-- Petunjuk Tugas --
Teruskan artikel di bawah tentang lolosnya film Pembalasan Ratu Laut Selatan dari sensor BSF, dimulai sesudah kalimat terakhirnya.
### Teks Kutipan ###
Gunting bsf kok majal
DALAM acara dengar pendapat Ko misi I dengan Menteri Penerangan Harmoko Kamis pekan lalu, sejumlah wakil rakyat yang terhormat secara keras mempertanyakan lolosnya film Pembalasan Ratu Laut Selatan -- PRLS. Kabarnya, film Ketika Musim Semi Tiba (KMST) -- dibintangi Meriam Bellina dan dijegal dari peredaran Juli 1987 lantaran dianggap terlalu porno masih kalah berani dibanding PRLS dalam mempertontonkan tubuh manusia. PRLS tak semata menawarkan kecabulan, tetapi juga sadisme yang meramu muntahan pelor plus darah-darah nyinyir yang berhamburan. Lebih dari itu, PRLS juga membawa pada kepercayaan nan jauh surut ke masa lalu, yakni dinamisme. 

Bahwa kekuatan utama bukan terletak di tangan Tuhan, tetapi pada keagungan sebilah keris yang keluar dari alat kelamin Ratu Pantai Selatan. Ram Soraya, Direktur PT Soraya Intercine Films, mengatakan bahwa PRLS menelan dana lebih dari Rp 1 milyar. Dari jumlah itu, 70%-nya berasal dari pihak luar negeri. Karena film itu merupakan hasil kerja sama dan juga dipasarkan di luar negeri, maka ide-idenya juga datang dari pihak luar, agar cocok dengan konsumen di luar negeri. "Saya tak mendengar ada orang mengatakan film itu porno," kata Ram Soraya kepada TEMPO lewat telepon. Yang jelas, kata Ram, dia sebagai produser telah melewati jalur hukum yang benar. "Saya sebagai produser telah menempuh prosedur secara benar," kata Ram, selebihnya orang bisa saja mempunyai penilaian macam-macam. Menteri Harmoko berjanji akan meneliti PRLS. Ia yakin, BSF tak bakalan meloloskan film-film porno. "Kalau berbugil-bugilan, sebaiknya di kamar saja, bukannya dipertontonkan khalayak umum," tutur Harmoko. Departemen Penerangan, kata Harmoko, berkepentingan meneliti PRLS. Jangan sampai terulang kasus yang terjadi di Surabaya beberapa waktu lalu. Sebuah film yang sudah disensor BSF, guntingannya disambung lagi dan kemudian dipertontonkan di gedung bioskop. "Kalau memang menjurus ke pornografi, PRLS akan ditarik dari peredaran," kata Harmoko kepada TEMPO.
### Catatan Data ###
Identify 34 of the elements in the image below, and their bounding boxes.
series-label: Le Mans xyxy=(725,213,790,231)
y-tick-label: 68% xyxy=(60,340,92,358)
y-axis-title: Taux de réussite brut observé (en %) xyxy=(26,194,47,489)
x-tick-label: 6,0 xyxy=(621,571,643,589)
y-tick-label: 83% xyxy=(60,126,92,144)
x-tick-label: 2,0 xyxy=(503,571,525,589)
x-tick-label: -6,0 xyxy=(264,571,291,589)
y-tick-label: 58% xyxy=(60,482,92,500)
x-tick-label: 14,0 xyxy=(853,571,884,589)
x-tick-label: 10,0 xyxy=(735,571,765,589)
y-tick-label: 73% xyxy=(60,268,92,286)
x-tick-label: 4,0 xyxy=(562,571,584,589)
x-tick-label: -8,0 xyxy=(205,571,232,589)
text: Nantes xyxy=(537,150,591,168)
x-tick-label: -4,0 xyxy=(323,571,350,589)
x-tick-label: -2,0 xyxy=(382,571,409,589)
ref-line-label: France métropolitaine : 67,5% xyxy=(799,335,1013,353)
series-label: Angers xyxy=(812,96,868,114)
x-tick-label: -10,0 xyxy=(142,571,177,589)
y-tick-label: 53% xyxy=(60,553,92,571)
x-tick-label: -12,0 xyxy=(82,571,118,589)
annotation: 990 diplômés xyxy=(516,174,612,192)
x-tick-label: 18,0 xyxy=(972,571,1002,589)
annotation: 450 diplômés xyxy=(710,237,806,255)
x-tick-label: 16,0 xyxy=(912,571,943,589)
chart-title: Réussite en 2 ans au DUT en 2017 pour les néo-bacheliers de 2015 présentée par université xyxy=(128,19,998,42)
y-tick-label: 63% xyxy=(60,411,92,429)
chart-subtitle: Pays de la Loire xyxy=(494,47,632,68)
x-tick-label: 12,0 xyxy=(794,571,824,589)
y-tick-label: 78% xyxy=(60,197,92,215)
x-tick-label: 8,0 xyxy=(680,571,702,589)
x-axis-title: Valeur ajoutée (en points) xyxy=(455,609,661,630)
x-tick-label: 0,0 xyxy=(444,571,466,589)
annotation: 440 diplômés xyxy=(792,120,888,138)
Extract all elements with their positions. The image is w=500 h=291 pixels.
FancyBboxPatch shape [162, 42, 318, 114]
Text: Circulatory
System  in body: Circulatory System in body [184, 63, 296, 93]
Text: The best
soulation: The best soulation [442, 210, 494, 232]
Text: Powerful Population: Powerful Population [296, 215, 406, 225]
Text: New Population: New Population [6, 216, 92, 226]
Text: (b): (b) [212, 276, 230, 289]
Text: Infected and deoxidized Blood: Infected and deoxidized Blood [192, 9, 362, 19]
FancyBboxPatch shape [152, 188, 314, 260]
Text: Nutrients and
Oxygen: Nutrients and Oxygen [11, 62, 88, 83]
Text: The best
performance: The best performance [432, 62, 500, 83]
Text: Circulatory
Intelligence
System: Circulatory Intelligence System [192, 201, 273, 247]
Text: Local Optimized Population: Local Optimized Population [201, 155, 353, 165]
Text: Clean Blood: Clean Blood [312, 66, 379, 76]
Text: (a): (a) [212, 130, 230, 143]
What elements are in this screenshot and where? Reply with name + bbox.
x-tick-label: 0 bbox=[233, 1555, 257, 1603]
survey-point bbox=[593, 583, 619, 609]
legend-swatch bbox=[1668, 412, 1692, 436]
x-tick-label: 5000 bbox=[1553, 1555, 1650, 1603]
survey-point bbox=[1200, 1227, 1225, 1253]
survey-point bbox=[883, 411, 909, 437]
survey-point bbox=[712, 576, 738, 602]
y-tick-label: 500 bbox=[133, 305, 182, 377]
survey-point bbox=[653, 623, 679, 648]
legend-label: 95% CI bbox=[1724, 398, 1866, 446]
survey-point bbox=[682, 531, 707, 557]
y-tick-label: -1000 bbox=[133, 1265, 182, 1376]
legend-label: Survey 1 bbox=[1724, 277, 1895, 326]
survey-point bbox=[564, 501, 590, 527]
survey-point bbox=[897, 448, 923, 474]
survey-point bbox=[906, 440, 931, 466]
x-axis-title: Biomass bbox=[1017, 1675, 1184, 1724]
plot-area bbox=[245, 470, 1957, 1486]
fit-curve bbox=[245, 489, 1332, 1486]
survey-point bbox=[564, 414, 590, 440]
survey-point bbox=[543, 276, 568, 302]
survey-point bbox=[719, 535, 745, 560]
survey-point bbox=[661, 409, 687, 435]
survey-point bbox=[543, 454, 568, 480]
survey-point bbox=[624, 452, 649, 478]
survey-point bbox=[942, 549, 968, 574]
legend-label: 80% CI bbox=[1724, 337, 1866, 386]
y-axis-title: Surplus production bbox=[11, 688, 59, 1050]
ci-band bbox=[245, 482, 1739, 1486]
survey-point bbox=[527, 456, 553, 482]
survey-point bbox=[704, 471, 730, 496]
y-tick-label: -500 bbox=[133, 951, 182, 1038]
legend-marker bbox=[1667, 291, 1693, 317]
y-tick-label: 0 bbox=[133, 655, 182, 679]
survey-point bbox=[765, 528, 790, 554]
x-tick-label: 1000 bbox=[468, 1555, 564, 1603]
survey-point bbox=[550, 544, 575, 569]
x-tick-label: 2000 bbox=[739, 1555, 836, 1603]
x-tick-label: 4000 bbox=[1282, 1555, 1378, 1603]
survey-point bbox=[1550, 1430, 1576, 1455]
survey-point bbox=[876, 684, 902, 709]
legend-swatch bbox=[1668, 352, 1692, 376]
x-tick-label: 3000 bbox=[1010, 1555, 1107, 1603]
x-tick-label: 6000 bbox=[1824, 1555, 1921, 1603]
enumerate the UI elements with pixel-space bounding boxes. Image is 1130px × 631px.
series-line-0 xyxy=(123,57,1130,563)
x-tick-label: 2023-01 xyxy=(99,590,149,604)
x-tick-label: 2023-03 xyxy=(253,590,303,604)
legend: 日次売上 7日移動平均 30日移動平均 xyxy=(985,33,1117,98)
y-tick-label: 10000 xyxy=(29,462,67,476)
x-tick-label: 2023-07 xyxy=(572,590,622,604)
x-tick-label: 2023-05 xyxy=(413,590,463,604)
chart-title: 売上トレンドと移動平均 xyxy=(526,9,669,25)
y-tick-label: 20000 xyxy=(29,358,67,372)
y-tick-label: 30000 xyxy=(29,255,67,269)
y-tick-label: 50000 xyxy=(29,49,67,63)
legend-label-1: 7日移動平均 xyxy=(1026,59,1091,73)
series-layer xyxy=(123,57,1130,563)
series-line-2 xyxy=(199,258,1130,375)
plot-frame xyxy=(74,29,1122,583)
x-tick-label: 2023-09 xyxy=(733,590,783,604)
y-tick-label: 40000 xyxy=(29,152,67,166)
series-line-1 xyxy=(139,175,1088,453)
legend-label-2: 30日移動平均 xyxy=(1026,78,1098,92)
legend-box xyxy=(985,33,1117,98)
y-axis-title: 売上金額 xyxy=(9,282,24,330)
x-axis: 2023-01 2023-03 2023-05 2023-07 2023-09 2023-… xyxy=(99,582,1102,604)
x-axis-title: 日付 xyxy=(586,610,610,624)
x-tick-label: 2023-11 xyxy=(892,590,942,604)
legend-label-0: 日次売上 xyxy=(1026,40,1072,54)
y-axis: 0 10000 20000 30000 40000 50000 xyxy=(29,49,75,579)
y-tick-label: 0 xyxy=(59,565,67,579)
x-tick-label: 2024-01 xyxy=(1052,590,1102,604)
###
-- Jawaban --
Apalagi kalau di balik lolosnya PRLS ada "apa-apanya". Direktur BSF Thomas Sugito, yang dicegat TEMPO di DPR, berkesan enggan membicarakan PRLS. Yang jelas, menurut Thomas, PRLS sudah terkena gunting sensor. Mungkinkah guntingan itu disambung lagi? "Wah, saya nggak tahu. Tapi potongan film PRLS itu disimpan di BSF," ujar Thomas. Sementara itu, tokoh-tokoh agama pun cukup resah dengan film model PRLS. "Ibarat menyiram api dengan bensin," tutur K.H. Hasan Basri, Ketua Umum Majelis Ulama Indonesia. Hasan Basri menyarankan agar BSF tak perlu sungkan menggunting. Jangan hanya menguntungkan kaum yang condong melihat film semata barang dagangan. "Kata Pak Harmoko, film bukan sekadar tontonan, tetapi juga tuntunan," ujar Hasan Basri lebih lanjut. Pada akhirnya, "Orang lebih suka nonton film ketimbang ikut pengajian," ujar Lukman Harun, tokoh Muhammadiyah, pada kesempatan lain.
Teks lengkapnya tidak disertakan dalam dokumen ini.